* Aim *
Give back the entire listing verbatim.

* Dataset *
☆ ☆ ☆ ☆ ☆ ☆ ☆

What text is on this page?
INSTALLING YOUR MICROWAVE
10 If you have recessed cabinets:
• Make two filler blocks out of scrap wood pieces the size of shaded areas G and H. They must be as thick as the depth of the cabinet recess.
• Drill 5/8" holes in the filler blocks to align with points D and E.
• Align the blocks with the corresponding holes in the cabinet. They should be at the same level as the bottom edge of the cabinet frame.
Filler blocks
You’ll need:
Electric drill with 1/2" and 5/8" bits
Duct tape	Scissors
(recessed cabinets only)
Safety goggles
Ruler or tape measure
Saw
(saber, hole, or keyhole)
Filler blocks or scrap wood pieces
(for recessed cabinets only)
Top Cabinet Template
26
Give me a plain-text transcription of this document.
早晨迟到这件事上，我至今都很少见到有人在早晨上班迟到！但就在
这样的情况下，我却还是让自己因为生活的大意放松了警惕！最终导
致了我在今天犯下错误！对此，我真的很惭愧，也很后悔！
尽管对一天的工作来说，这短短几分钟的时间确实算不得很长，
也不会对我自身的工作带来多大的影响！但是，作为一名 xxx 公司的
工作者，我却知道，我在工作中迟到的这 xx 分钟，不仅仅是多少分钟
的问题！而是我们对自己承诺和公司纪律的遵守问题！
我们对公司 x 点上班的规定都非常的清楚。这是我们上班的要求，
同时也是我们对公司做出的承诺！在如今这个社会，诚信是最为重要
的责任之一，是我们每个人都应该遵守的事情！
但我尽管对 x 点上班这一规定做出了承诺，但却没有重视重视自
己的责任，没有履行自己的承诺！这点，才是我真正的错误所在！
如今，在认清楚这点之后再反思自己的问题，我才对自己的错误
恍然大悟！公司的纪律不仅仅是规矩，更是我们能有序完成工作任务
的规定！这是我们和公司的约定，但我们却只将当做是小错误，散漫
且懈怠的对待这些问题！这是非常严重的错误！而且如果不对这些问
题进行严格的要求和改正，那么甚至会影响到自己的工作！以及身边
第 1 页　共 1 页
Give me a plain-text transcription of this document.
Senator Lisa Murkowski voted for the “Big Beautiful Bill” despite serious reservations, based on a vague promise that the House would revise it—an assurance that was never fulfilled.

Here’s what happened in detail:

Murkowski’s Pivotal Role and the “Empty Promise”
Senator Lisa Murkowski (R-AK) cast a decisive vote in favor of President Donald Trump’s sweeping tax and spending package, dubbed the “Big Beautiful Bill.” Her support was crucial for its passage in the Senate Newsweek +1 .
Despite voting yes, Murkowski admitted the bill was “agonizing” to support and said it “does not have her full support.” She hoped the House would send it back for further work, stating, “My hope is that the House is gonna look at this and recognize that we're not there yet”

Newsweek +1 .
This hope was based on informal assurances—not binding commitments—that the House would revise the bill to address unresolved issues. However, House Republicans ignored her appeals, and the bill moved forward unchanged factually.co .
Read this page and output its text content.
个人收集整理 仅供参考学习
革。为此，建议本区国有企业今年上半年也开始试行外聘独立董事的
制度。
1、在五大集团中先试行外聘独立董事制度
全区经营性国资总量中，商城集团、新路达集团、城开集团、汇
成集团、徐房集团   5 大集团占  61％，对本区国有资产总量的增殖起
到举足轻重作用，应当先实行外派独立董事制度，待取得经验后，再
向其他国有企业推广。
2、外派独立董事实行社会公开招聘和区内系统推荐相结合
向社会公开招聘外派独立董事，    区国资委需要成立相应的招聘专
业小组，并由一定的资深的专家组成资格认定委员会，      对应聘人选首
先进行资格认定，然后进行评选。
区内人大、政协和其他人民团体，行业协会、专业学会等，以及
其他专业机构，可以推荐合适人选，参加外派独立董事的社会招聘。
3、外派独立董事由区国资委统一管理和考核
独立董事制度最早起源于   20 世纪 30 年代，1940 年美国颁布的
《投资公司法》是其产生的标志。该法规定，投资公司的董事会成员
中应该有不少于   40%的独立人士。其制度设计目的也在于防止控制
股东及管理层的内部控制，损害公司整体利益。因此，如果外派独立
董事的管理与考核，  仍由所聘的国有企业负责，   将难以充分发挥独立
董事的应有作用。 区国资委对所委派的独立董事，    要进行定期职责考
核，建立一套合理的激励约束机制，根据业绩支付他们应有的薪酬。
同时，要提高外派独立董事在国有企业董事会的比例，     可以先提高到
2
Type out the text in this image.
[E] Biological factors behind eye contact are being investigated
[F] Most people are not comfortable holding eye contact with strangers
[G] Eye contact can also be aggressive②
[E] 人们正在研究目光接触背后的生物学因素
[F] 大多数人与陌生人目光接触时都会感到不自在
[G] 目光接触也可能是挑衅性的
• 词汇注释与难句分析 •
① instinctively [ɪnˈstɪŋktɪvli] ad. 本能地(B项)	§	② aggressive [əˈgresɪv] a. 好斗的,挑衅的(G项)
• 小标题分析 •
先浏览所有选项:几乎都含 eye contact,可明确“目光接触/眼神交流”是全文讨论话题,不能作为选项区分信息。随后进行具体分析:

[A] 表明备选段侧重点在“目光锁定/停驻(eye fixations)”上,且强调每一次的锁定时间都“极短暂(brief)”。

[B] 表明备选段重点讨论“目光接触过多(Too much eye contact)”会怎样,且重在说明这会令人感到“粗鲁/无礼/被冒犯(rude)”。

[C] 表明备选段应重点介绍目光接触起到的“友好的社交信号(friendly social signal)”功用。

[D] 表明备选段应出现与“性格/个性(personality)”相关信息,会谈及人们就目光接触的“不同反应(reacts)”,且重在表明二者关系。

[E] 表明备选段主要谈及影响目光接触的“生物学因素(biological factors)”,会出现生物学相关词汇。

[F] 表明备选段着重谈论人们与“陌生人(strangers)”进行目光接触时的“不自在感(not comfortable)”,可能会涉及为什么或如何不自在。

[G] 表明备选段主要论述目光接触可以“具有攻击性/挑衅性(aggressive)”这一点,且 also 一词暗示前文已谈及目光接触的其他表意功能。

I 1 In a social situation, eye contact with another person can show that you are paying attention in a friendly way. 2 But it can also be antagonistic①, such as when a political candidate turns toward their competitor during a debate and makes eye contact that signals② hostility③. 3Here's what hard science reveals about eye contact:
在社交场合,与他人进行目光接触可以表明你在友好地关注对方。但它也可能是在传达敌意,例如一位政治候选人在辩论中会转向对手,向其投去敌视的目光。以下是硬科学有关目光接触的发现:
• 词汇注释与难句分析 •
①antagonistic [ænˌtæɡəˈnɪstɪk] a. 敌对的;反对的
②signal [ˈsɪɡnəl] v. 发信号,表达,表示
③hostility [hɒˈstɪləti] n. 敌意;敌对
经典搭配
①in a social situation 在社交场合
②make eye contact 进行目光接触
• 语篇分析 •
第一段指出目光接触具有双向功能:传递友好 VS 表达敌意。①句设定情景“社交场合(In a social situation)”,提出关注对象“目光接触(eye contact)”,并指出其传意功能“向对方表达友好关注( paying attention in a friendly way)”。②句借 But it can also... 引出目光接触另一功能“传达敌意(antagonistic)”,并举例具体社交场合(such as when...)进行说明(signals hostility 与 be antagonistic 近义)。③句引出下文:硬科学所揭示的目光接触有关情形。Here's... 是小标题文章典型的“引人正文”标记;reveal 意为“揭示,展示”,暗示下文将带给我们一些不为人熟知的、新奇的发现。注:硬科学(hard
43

☆ ☆ ☆ ☆ ☆ ☆ ☆

* Worked answer *
What text is on this page?
INSTALLING YOUR MICROWAVE
10 If you have recessed cabinets:
• Make two filler blocks out of scrap wood pieces the size of shaded areas G and H. They must be as thick as the depth of the cabinet recess.
• Drill 5/8" holes in the filler blocks to align with points D and E.
• Align the blocks with the corresponding holes in the cabinet. They should be at the same level as the bottom edge of the cabinet frame.
Filler blocks
You’ll need:
Electric drill with 1/2" and 5/8" bits
Duct tape	Scissors
(recessed cabinets only)
Safety goggles
Ruler or tape measure
Saw
(saber, hole, or keyhole)
Filler blocks or scrap wood pieces
(for recessed cabinets only)
Top Cabinet Template
26
Give me a plain-text transcription of this document.
早晨迟到这件事上，我至今都很少见到有人在早晨上班迟到！但就在
这样的情况下，我却还是让自己因为生活的大意放松了警惕！最终导
致了我在今天犯下错误！对此，我真的很惭愧，也很后悔！
尽管对一天的工作来说，这短短几分钟的时间确实算不得很长，
也不会对我自身的工作带来多大的影响！但是，作为一名 xxx 公司的
工作者，我却知道，我在工作中迟到的这 xx 分钟，不仅仅是多少分钟
的问题！而是我们对自己承诺和公司纪律的遵守问题！
我们对公司 x 点上班的规定都非常的清楚。这是我们上班的要求，
同时也是我们对公司做出的承诺！在如今这个社会，诚信是最为重要
的责任之一，是我们每个人都应该遵守的事情！
但我尽管对 x 点上班这一规定做出了承诺，但却没有重视重视自
己的责任，没有履行自己的承诺！这点，才是我真正的错误所在！
如今，在认清楚这点之后再反思自己的问题，我才对自己的错误
恍然大悟！公司的纪律不仅仅是规矩，更是我们能有序完成工作任务
的规定！这是我们和公司的约定，但我们却只将当做是小错误，散漫
且懈怠的对待这些问题！这是非常严重的错误！而且如果不对这些问
题进行严格的要求和改正，那么甚至会影响到自己的工作！以及身边
第 1 页　共 1 页
Give me a plain-text transcription of this document.
Senator Lisa Murkowski voted for the “Big Beautiful Bill” despite serious reservations, based on a vague promise that the House would revise it—an assurance that was never fulfilled.

Here’s what happened in detail:

Murkowski’s Pivotal Role and the “Empty Promise”
Senator Lisa Murkowski (R-AK) cast a decisive vote in favor of President Donald Trump’s sweeping tax and spending package, dubbed the “Big Beautiful Bill.” Her support was crucial for its passage in the Senate Newsweek +1 .
Despite voting yes, Murkowski admitted the bill was “agonizing” to support and said it “does not have her full support.” She hoped the House would send it back for further work, stating, “My hope is that the House is gonna look at this and recognize that we're not there yet”

Newsweek +1 .
This hope was based on informal assurances—not binding commitments—that the House would revise the bill to address unresolved issues. However, House Republicans ignored her appeals, and the bill moved forward unchanged factually.co .
Read this page and output its text content.
个人收集整理 仅供参考学习
革。为此，建议本区国有企业今年上半年也开始试行外聘独立董事的
制度。
1、在五大集团中先试行外聘独立董事制度
全区经营性国资总量中，商城集团、新路达集团、城开集团、汇
成集团、徐房集团   5 大集团占  61％，对本区国有资产总量的增殖起
到举足轻重作用，应当先实行外派独立董事制度，待取得经验后，再
向其他国有企业推广。
2、外派独立董事实行社会公开招聘和区内系统推荐相结合
向社会公开招聘外派独立董事，    区国资委需要成立相应的招聘专
业小组，并由一定的资深的专家组成资格认定委员会，      对应聘人选首
先进行资格认定，然后进行评选。
区内人大、政协和其他人民团体，行业协会、专业学会等，以及
其他专业机构，可以推荐合适人选，参加外派独立董事的社会招聘。
3、外派独立董事由区国资委统一管理和考核
独立董事制度最早起源于   20 世纪 30 年代，1940 年美国颁布的
《投资公司法》是其产生的标志。该法规定，投资公司的董事会成员
中应该有不少于   40%的独立人士。其制度设计目的也在于防止控制
股东及管理层的内部控制，损害公司整体利益。因此，如果外派独立
董事的管理与考核，  仍由所聘的国有企业负责，   将难以充分发挥独立
董事的应有作用。 区国资委对所委派的独立董事，    要进行定期职责考
核，建立一套合理的激励约束机制，根据业绩支付他们应有的薪酬。
同时，要提高外派独立董事在国有企业董事会的比例，     可以先提高到
2
Type out the text in this image.
[E] Biological factors behind eye contact are being investigated
[F] Most people are not comfortable holding eye contact with strangers
[G] Eye contact can also be aggressive②
[E] 人们正在研究目光接触背后的生物学因素
[F] 大多数人与陌生人目光接触时都会感到不自在
[G] 目光接触也可能是挑衅性的
• 词汇注释与难句分析 •
① instinctively [ɪnˈstɪŋktɪvli] ad. 本能地(B项)	§	② aggressive [əˈgresɪv] a. 好斗的,挑衅的(G项)
• 小标题分析 •
先浏览所有选项:几乎都含 eye contact,可明确“目光接触/眼神交流”是全文讨论话题,不能作为选项区分信息。随后进行具体分析:

[A] 表明备选段侧重点在“目光锁定/停驻(eye fixations)”上,且强调每一次的锁定时间都“极短暂(brief)”。

[B] 表明备选段重点讨论“目光接触过多(Too much eye contact)”会怎样,且重在说明这会令人感到“粗鲁/无礼/被冒犯(rude)”。

[C] 表明备选段应重点介绍目光接触起到的“友好的社交信号(friendly social signal)”功用。

[D] 表明备选段应出现与“性格/个性(personality)”相关信息,会谈及人们就目光接触的“不同反应(reacts)”,且重在表明二者关系。

[E] 表明备选段主要谈及影响目光接触的“生物学因素(biological factors)”,会出现生物学相关词汇。

[F] 表明备选段着重谈论人们与“陌生人(strangers)”进行目光接触时的“不自在感(not comfortable)”,可能会涉及为什么或如何不自在。

[G] 表明备选段主要论述目光接触可以“具有攻击性/挑衅性(aggressive)”这一点,且 also 一词暗示前文已谈及目光接触的其他表意功能。

I 1 In a social situation, eye contact with another person can show that you are paying attention in a friendly way. 2 But it can also be antagonistic①, such as when a political candidate turns toward their competitor during a debate and makes eye contact that signals② hostility③. 3Here's what hard science reveals about eye contact:
在社交场合,与他人进行目光接触可以表明你在友好地关注对方。但它也可能是在传达敌意,例如一位政治候选人在辩论中会转向对手,向其投去敌视的目光。以下是硬科学有关目光接触的发现:
• 词汇注释与难句分析 •
①antagonistic [ænˌtæɡəˈnɪstɪk] a. 敌对的;反对的
②signal [ˈsɪɡnəl] v. 发信号,表达,表示
③hostility [hɒˈstɪləti] n. 敌意;敌对
经典搭配
①in a social situation 在社交场合
②make eye contact 进行目光接触
• 语篇分析 •
第一段指出目光接触具有双向功能:传递友好 VS 表达敌意。①句设定情景“社交场合(In a social situation)”,提出关注对象“目光接触(eye contact)”,并指出其传意功能“向对方表达友好关注( paying attention in a friendly way)”。②句借 But it can also... 引出目光接触另一功能“传达敌意(antagonistic)”,并举例具体社交场合(such as when...)进行说明(signals hostility 与 be antagonistic 近义)。③句引出下文:硬科学所揭示的目光接触有关情形。Here's... 是小标题文章典型的“引人正文”标记;reveal 意为“揭示,展示”,暗示下文将带给我们一些不为人熟知的、新奇的发现。注:硬科学(hard
43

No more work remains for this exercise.